> [BRIEF]
Give every line below again, exactly.

══ EXTRACTED MATERIAL

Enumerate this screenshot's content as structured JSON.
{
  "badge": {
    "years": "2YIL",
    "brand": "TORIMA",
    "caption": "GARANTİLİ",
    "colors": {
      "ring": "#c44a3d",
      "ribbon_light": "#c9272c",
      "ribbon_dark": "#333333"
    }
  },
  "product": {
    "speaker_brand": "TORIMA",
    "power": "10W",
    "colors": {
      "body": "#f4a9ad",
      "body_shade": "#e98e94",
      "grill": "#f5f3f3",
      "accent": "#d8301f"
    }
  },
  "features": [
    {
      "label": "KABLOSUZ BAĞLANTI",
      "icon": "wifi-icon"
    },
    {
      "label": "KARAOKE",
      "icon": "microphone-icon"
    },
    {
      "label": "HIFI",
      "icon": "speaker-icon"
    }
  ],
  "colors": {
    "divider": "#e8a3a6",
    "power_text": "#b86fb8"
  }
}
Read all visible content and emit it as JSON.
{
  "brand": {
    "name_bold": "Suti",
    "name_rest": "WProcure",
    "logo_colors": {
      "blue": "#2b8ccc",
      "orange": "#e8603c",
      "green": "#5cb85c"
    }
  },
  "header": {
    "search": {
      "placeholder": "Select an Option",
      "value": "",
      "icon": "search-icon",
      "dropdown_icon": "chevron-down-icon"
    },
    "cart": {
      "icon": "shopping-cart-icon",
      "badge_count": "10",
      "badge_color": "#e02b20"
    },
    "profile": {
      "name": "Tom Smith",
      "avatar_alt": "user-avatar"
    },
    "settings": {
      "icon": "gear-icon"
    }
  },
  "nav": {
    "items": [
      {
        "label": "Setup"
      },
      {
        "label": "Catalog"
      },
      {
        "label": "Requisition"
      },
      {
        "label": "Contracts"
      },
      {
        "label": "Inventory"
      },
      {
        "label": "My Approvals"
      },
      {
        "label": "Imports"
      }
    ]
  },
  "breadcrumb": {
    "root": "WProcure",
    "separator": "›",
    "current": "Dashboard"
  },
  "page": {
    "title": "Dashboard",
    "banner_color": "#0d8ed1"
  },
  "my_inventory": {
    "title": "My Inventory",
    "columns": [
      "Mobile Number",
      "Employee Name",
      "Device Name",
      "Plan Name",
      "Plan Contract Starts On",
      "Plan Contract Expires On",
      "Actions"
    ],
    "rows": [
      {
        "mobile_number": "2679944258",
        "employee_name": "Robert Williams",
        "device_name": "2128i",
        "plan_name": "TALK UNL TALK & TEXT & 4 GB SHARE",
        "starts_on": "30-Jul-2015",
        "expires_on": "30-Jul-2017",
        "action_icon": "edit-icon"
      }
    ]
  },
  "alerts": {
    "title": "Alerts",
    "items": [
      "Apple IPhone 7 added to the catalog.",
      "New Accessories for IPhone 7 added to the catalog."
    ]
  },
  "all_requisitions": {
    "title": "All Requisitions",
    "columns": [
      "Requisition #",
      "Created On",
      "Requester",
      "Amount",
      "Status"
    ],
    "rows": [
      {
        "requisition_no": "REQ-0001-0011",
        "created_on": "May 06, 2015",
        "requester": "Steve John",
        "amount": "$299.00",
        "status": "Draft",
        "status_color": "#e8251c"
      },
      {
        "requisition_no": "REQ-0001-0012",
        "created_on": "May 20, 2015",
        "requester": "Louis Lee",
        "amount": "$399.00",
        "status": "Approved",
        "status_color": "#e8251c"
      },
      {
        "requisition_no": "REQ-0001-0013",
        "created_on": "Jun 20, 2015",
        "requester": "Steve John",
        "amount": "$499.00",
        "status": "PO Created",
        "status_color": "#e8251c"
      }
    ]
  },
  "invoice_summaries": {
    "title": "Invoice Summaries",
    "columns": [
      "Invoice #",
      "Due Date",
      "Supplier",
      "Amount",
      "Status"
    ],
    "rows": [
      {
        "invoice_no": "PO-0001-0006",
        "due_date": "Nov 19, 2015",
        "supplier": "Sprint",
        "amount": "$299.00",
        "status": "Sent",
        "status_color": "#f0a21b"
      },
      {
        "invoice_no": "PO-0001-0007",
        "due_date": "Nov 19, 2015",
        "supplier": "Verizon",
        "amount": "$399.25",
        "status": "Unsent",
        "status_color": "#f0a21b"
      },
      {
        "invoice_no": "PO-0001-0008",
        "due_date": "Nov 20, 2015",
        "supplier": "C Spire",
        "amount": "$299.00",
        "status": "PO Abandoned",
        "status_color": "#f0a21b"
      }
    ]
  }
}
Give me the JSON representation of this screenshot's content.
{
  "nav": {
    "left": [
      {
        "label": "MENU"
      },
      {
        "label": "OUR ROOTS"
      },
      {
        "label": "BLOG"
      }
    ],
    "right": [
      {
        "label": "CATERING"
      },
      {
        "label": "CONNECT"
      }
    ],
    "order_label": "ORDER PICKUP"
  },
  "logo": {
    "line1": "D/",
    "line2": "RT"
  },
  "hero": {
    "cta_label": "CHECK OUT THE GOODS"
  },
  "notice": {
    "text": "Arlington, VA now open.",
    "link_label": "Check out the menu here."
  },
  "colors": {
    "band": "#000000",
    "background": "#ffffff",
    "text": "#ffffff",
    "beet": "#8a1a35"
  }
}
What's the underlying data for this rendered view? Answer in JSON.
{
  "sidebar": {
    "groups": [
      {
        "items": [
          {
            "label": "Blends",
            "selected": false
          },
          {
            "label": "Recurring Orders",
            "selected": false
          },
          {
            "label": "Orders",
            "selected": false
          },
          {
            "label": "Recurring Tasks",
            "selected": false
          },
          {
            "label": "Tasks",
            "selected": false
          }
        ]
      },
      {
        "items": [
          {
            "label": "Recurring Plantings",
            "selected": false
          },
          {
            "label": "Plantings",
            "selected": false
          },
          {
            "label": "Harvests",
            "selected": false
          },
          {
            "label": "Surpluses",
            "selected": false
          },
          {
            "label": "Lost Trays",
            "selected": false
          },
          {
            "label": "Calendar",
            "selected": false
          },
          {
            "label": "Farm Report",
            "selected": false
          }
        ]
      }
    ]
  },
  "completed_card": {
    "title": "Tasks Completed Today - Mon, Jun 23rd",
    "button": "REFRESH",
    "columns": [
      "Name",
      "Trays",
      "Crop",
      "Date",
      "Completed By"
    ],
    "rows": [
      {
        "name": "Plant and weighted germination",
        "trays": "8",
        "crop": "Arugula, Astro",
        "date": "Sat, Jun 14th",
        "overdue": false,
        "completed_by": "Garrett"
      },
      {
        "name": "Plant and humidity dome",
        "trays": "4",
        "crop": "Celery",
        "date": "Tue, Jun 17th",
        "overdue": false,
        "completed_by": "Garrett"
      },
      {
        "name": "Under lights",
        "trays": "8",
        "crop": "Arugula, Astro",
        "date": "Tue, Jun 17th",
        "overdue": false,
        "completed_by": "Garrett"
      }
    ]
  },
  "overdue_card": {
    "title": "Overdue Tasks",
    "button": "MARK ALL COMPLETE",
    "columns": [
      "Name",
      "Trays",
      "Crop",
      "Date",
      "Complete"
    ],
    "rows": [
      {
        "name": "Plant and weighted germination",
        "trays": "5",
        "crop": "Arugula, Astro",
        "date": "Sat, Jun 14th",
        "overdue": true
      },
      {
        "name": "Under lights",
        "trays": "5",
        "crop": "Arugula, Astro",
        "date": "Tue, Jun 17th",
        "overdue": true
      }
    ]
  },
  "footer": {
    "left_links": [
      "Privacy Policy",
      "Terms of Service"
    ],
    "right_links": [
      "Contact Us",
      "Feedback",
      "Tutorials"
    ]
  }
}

════

> [WORKED ANSWER]
Enumerate this screenshot's content as structured JSON.
{
  "badge": {
    "years": "2YIL",
    "brand": "TORIMA",
    "caption": "GARANTİLİ",
    "colors": {
      "ring": "#c44a3d",
      "ribbon_light": "#c9272c",
      "ribbon_dark": "#333333"
    }
  },
  "product": {
    "speaker_brand": "TORIMA",
    "power": "10W",
    "colors": {
      "body": "#f4a9ad",
      "body_shade": "#e98e94",
      "grill": "#f5f3f3",
      "accent": "#d8301f"
    }
  },
  "features": [
    {
      "label": "KABLOSUZ BAĞLANTI",
      "icon": "wifi-icon"
    },
    {
      "label": "KARAOKE",
      "icon": "microphone-icon"
    },
    {
      "label": "HIFI",
      "icon": "speaker-icon"
    }
  ],
  "colors": {
    "divider": "#e8a3a6",
    "power_text": "#b86fb8"
  }
}
Read all visible content and emit it as JSON.
{
  "brand": {
    "name_bold": "Suti",
    "name_rest": "WProcure",
    "logo_colors": {
      "blue": "#2b8ccc",
      "orange": "#e8603c",
      "green": "#5cb85c"
    }
  },
  "header": {
    "search": {
      "placeholder": "Select an Option",
      "value": "",
      "icon": "search-icon",
      "dropdown_icon": "chevron-down-icon"
    },
    "cart": {
      "icon": "shopping-cart-icon",
      "badge_count": "10",
      "badge_color": "#e02b20"
    },
    "profile": {
      "name": "Tom Smith",
      "avatar_alt": "user-avatar"
    },
    "settings": {
      "icon": "gear-icon"
    }
  },
  "nav": {
    "items": [
      {
        "label": "Setup"
      },
      {
        "label": "Catalog"
      },
      {
        "label": "Requisition"
      },
      {
        "label": "Contracts"
      },
      {
        "label": "Inventory"
      },
      {
        "label": "My Approvals"
      },
      {
        "label": "Imports"
      }
    ]
  },
  "breadcrumb": {
    "root": "WProcure",
    "separator": "›",
    "current": "Dashboard"
  },
  "page": {
    "title": "Dashboard",
    "banner_color": "#0d8ed1"
  },
  "my_inventory": {
    "title": "My Inventory",
    "columns": [
      "Mobile Number",
      "Employee Name",
      "Device Name",
      "Plan Name",
      "Plan Contract Starts On",
      "Plan Contract Expires On",
      "Actions"
    ],
    "rows": [
      {
        "mobile_number": "2679944258",
        "employee_name": "Robert Williams",
        "device_name": "2128i",
        "plan_name": "TALK UNL TALK & TEXT & 4 GB SHARE",
        "starts_on": "30-Jul-2015",
        "expires_on": "30-Jul-2017",
        "action_icon": "edit-icon"
      }
    ]
  },
  "alerts": {
    "title": "Alerts",
    "items": [
      "Apple IPhone 7 added to the catalog.",
      "New Accessories for IPhone 7 added to the catalog."
    ]
  },
  "all_requisitions": {
    "title": "All Requisitions",
    "columns": [
      "Requisition #",
      "Created On",
      "Requester",
      "Amount",
      "Status"
    ],
    "rows": [
      {
        "requisition_no": "REQ-0001-0011",
        "created_on": "May 06, 2015",
        "requester": "Steve John",
        "amount": "$299.00",
        "status": "Draft",
        "status_color": "#e8251c"
      },
      {
        "requisition_no": "REQ-0001-0012",
        "created_on": "May 20, 2015",
        "requester": "Louis Lee",
        "amount": "$399.00",
        "status": "Approved",
        "status_color": "#e8251c"
      },
      {
        "requisition_no": "REQ-0001-0013",
        "created_on": "Jun 20, 2015",
        "requester": "Steve John",
        "amount": "$499.00",
        "status": "PO Created",
        "status_color": "#e8251c"
      }
    ]
  },
  "invoice_summaries": {
    "title": "Invoice Summaries",
    "columns": [
      "Invoice #",
      "Due Date",
      "Supplier",
      "Amount",
      "Status"
    ],
    "rows": [
      {
        "invoice_no": "PO-0001-0006",
        "due_date": "Nov 19, 2015",
        "supplier": "Sprint",
        "amount": "$299.00",
        "status": "Sent",
        "status_color": "#f0a21b"
      },
      {
        "invoice_no": "PO-0001-0007",
        "due_date": "Nov 19, 2015",
        "supplier": "Verizon",
        "amount": "$399.25",
        "status": "Unsent",
        "status_color": "#f0a21b"
      },
      {
        "invoice_no": "PO-0001-0008",
        "due_date": "Nov 20, 2015",
        "supplier": "C Spire",
        "amount": "$299.00",
        "status": "PO Abandoned",
        "status_color": "#f0a21b"
      }
    ]
  }
}
Give me the JSON representation of this screenshot's content.
{
  "nav": {
    "left": [
      {
        "label": "MENU"
      },
      {
        "label": "OUR ROOTS"
      },
      {
        "label": "BLOG"
      }
    ],
    "right": [
      {
        "label": "CATERING"
      },
      {
        "label": "CONNECT"
      }
    ],
    "order_label": "ORDER PICKUP"
  },
  "logo": {
    "line1": "D/",
    "line2": "RT"
  },
  "hero": {
    "cta_label": "CHECK OUT THE GOODS"
  },
  "notice": {
    "text": "Arlington, VA now open.",
    "link_label": "Check out the menu here."
  },
  "colors": {
    "band": "#000000",
    "background": "#ffffff",
    "text": "#ffffff",
    "beet": "#8a1a35"
  }
}
What's the underlying data for this rendered view? Answer in JSON.
{
  "sidebar": {
    "groups": [
      {
        "items": [
          {
            "label": "Blends",
            "selected": false
          },
          {
            "label": "Recurring Orders",
            "selected": false
          },
          {
            "label": "Orders",
            "selected": false
          },
          {
            "label": "Recurring Tasks",
            "selected": false
          },
          {
            "label": "Tasks",
            "selected": false
          }
        ]
      },
      {
        "items": [
          {
            "label": "Recurring Plantings",
            "selected": false
          },
          {
            "label": "Plantings",
            "selected": false
          },
          {
            "label": "Harvests",
            "selected": false
          },
          {
            "label": "Surpluses",
            "selected": false
          },
          {
            "label": "Lost Trays",
            "selected": false
          },
          {
            "label": "Calendar",
            "selected": false
          },
          {
            "label": "Farm Report",
            "selected": false
          }
        ]
      }
    ]
  },
  "completed_card": {
    "title": "Tasks Completed Today - Mon, Jun 23rd",
    "button": "REFRESH",
    "columns": [
      "Name",
      "Trays",
      "Crop",
      "Date",
      "Completed By"
    ],
    "rows": [
      {
        "name": "Plant and weighted germination",
        "trays": "8",
        "crop": "Arugula, Astro",
        "date": "Sat, Jun 14th",
        "overdue": false,
        "completed_by": "Garrett"
      },
      {
        "name": "Plant and humidity dome",
        "trays": "4",
        "crop": "Celery",
        "date": "Tue, Jun 17th",
        "overdue": false,
        "completed_by": "Garrett"
      },
      {
        "name": "Under lights",
        "trays": "8",
        "crop": "Arugula, Astro",
        "date": "Tue, Jun 17th",
        "overdue": false,
        "completed_by": "Garrett"
      }
    ]
  },
  "overdue_card": {
    "title": "Overdue Tasks",
    "button": "MARK ALL COMPLETE",
    "columns": [
      "Name",
      "Trays",
      "Crop",
      "Date",
      "Complete"
    ],
    "rows": [
      {
        "name": "Plant and weighted germination",
        "trays": "5",
        "crop": "Arugula, Astro",
        "date": "Sat, Jun 14th",
        "overdue": true
      },
      {
        "name": "Under lights",
        "trays": "5",
        "crop": "Arugula, Astro",
        "date": "Tue, Jun 17th",
        "overdue": true
      }
    ]
  },
  "footer": {
    "left_links": [
      "Privacy Policy",
      "Terms of Service"
    ],
    "right_links": [
      "Contact Us",
      "Feedback",
      "Tutorials"
    ]
  }
}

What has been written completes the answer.